WORK INSTRUCTIONS:
Take the entries below and print all of them exactly, please.

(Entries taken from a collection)
## Start
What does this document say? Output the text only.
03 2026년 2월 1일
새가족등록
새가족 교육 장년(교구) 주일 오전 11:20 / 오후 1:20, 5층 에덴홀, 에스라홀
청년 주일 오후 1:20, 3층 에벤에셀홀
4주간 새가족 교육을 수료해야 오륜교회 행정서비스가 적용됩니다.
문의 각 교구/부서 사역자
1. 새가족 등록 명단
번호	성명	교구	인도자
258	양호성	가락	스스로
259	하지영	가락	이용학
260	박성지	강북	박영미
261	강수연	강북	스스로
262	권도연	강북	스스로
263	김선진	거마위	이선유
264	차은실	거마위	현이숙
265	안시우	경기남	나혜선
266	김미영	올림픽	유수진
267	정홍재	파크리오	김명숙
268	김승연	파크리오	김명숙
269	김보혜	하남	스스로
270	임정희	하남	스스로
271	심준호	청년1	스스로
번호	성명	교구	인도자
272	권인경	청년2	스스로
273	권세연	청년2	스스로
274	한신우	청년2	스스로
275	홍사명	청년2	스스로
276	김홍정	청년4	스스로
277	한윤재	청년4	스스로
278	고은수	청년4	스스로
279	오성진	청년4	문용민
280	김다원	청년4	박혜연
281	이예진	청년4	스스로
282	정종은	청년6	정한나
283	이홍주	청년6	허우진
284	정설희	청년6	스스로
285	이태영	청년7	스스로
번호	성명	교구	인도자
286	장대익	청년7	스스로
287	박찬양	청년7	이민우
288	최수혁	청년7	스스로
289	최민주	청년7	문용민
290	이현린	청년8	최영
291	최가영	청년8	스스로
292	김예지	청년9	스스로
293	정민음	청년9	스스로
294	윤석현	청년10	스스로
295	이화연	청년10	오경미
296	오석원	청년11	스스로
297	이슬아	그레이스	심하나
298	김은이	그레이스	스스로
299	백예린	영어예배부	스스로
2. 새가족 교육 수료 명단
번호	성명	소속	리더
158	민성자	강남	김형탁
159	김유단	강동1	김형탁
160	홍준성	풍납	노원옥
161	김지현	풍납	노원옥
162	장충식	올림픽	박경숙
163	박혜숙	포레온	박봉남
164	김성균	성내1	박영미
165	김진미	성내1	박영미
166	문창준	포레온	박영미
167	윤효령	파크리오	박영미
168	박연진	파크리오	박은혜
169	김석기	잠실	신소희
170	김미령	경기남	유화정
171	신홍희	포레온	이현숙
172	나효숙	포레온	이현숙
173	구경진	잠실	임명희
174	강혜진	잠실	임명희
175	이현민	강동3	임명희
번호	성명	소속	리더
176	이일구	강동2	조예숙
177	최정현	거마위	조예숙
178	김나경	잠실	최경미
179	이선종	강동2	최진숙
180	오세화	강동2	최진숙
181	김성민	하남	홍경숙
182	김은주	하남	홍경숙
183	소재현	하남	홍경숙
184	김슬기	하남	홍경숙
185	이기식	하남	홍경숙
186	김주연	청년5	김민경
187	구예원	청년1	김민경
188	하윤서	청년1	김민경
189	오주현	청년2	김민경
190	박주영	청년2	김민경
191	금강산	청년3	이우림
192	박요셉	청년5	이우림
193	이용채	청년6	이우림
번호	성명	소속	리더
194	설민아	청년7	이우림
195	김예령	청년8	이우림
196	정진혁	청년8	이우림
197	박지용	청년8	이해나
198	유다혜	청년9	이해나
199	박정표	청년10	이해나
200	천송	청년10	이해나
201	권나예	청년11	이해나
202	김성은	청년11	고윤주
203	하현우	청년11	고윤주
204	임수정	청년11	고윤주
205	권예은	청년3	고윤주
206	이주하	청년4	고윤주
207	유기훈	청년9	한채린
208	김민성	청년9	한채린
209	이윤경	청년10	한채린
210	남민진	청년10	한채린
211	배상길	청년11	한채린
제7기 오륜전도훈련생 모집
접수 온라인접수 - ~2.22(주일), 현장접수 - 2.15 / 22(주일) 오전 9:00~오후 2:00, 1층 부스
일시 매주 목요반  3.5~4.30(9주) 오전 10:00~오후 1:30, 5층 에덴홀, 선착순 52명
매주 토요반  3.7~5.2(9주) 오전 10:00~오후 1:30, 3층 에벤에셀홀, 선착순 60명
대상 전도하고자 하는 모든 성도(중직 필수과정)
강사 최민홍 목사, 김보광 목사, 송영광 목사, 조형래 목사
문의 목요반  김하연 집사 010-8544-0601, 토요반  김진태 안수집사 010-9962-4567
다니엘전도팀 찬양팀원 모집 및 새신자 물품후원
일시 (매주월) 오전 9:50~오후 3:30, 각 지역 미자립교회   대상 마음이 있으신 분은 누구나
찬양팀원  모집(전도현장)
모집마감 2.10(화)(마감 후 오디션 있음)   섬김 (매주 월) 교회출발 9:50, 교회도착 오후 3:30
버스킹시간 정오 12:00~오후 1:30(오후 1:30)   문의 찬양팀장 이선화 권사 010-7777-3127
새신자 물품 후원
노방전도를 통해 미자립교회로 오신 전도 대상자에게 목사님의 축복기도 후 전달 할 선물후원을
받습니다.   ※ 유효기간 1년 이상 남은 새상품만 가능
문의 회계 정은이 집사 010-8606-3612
## End
RESULT FOR THIS EXERCISE:
What does this document say? Output the text only.
03 2026년 2월 1일
새가족등록
새가족 교육 장년(교구) 주일 오전 11:20 / 오후 1:20, 5층 에덴홀, 에스라홀
청년 주일 오후 1:20, 3층 에벤에셀홀
4주간 새가족 교육을 수료해야 오륜교회 행정서비스가 적용됩니다.
문의 각 교구/부서 사역자
1. 새가족 등록 명단
번호	성명	교구	인도자
258	양호성	가락	스스로
259	하지영	가락	이용학
260	박성지	강북	박영미
261	강수연	강북	스스로
262	권도연	강북	스스로
263	김선진	거마위	이선유
264	차은실	거마위	현이숙
265	안시우	경기남	나혜선
266	김미영	올림픽	유수진
267	정홍재	파크리오	김명숙
268	김승연	파크리오	김명숙
269	김보혜	하남	스스로
270	임정희	하남	스스로
271	심준호	청년1	스스로
번호	성명	교구	인도자
272	권인경	청년2	스스로
273	권세연	청년2	스스로
274	한신우	청년2	스스로
275	홍사명	청년2	스스로
276	김홍정	청년4	스스로
277	한윤재	청년4	스스로
278	고은수	청년4	스스로
279	오성진	청년4	문용민
280	김다원	청년4	박혜연
281	이예진	청년4	스스로
282	정종은	청년6	정한나
283	이홍주	청년6	허우진
284	정설희	청년6	스스로
285	이태영	청년7	스스로
번호	성명	교구	인도자
286	장대익	청년7	스스로
287	박찬양	청년7	이민우
288	최수혁	청년7	스스로
289	최민주	청년7	문용민
290	이현린	청년8	최영
291	최가영	청년8	스스로
292	김예지	청년9	스스로
293	정민음	청년9	스스로
294	윤석현	청년10	스스로
295	이화연	청년10	오경미
296	오석원	청년11	스스로
297	이슬아	그레이스	심하나
298	김은이	그레이스	스스로
299	백예린	영어예배부	스스로
2. 새가족 교육 수료 명단
번호	성명	소속	리더
158	민성자	강남	김형탁
159	김유단	강동1	김형탁
160	홍준성	풍납	노원옥
161	김지현	풍납	노원옥
162	장충식	올림픽	박경숙
163	박혜숙	포레온	박봉남
164	김성균	성내1	박영미
165	김진미	성내1	박영미
166	문창준	포레온	박영미
167	윤효령	파크리오	박영미
168	박연진	파크리오	박은혜
169	김석기	잠실	신소희
170	김미령	경기남	유화정
171	신홍희	포레온	이현숙
172	나효숙	포레온	이현숙
173	구경진	잠실	임명희
174	강혜진	잠실	임명희
175	이현민	강동3	임명희
번호	성명	소속	리더
176	이일구	강동2	조예숙
177	최정현	거마위	조예숙
178	김나경	잠실	최경미
179	이선종	강동2	최진숙
180	오세화	강동2	최진숙
181	김성민	하남	홍경숙
182	김은주	하남	홍경숙
183	소재현	하남	홍경숙
184	김슬기	하남	홍경숙
185	이기식	하남	홍경숙
186	김주연	청년5	김민경
187	구예원	청년1	김민경
188	하윤서	청년1	김민경
189	오주현	청년2	김민경
190	박주영	청년2	김민경
191	금강산	청년3	이우림
192	박요셉	청년5	이우림
193	이용채	청년6	이우림
번호	성명	소속	리더
194	설민아	청년7	이우림
195	김예령	청년8	이우림
196	정진혁	청년8	이우림
197	박지용	청년8	이해나
198	유다혜	청년9	이해나
199	박정표	청년10	이해나
200	천송	청년10	이해나
201	권나예	청년11	이해나
202	김성은	청년11	고윤주
203	하현우	청년11	고윤주
204	임수정	청년11	고윤주
205	권예은	청년3	고윤주
206	이주하	청년4	고윤주
207	유기훈	청년9	한채린
208	김민성	청년9	한채린
209	이윤경	청년10	한채린
210	남민진	청년10	한채린
211	배상길	청년11	한채린
제7기 오륜전도훈련생 모집
접수 온라인접수 - ~2.22(주일), 현장접수 - 2.15 / 22(주일) 오전 9:00~오후 2:00, 1층 부스
일시 매주 목요반  3.5~4.30(9주) 오전 10:00~오후 1:30, 5층 에덴홀, 선착순 52명
매주 토요반  3.7~5.2(9주) 오전 10:00~오후 1:30, 3층 에벤에셀홀, 선착순 60명
대상 전도하고자 하는 모든 성도(중직 필수과정)
강사 최민홍 목사, 김보광 목사, 송영광 목사, 조형래 목사
문의 목요반  김하연 집사 010-8544-0601, 토요반  김진태 안수집사 010-9962-4567
다니엘전도팀 찬양팀원 모집 및 새신자 물품후원
일시 (매주월) 오전 9:50~오후 3:30, 각 지역 미자립교회   대상 마음이 있으신 분은 누구나
찬양팀원  모집(전도현장)
모집마감 2.10(화)(마감 후 오디션 있음)   섬김 (매주 월) 교회출발 9:50, 교회도착 오후 3:30
버스킹시간 정오 12:00~오후 1:30(오후 1:30)   문의 찬양팀장 이선화 권사 010-7777-3127
새신자 물품 후원
노방전도를 통해 미자립교회로 오신 전도 대상자에게 목사님의 축복기도 후 전달 할 선물후원을
받습니다.   ※ 유효기간 1년 이상 남은 새상품만 가능
문의 회계 정은이 집사 010-8606-3612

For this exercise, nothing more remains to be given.